▶ **Data for this task**
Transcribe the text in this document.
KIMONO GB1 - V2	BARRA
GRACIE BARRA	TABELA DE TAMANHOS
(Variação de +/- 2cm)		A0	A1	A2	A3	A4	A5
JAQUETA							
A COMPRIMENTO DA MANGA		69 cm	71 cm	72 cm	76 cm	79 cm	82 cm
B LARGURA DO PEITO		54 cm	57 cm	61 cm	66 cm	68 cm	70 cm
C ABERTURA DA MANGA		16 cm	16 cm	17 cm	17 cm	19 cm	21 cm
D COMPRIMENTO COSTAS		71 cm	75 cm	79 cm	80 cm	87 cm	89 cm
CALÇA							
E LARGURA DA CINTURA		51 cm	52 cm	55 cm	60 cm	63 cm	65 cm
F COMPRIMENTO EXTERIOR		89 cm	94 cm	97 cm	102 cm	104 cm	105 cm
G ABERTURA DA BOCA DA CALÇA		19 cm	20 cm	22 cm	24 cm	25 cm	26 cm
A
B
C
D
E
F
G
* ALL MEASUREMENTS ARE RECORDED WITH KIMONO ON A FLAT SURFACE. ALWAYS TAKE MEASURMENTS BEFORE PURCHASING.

▶ **What is required**
Output the full listing exactly as it stands.

▶ **Exercise response**
Transcribe the text in this document.
KIMONO GB1 - V2	BARRA
GRACIE BARRA	TABELA DE TAMANHOS
(Variação de +/- 2cm)		A0	A1	A2	A3	A4	A5
JAQUETA							
A COMPRIMENTO DA MANGA		69 cm	71 cm	72 cm	76 cm	79 cm	82 cm
B LARGURA DO PEITO		54 cm	57 cm	61 cm	66 cm	68 cm	70 cm
C ABERTURA DA MANGA		16 cm	16 cm	17 cm	17 cm	19 cm	21 cm
D COMPRIMENTO COSTAS		71 cm	75 cm	79 cm	80 cm	87 cm	89 cm
CALÇA							
E LARGURA DA CINTURA		51 cm	52 cm	55 cm	60 cm	63 cm	65 cm
F COMPRIMENTO EXTERIOR		89 cm	94 cm	97 cm	102 cm	104 cm	105 cm
G ABERTURA DA BOCA DA CALÇA		19 cm	20 cm	22 cm	24 cm	25 cm	26 cm
A
B
C
D
E
F
G
* ALL MEASUREMENTS ARE RECORDED WITH KIMONO ON A FLAT SURFACE. ALWAYS TAKE MEASURMENTS BEFORE PURCHASING.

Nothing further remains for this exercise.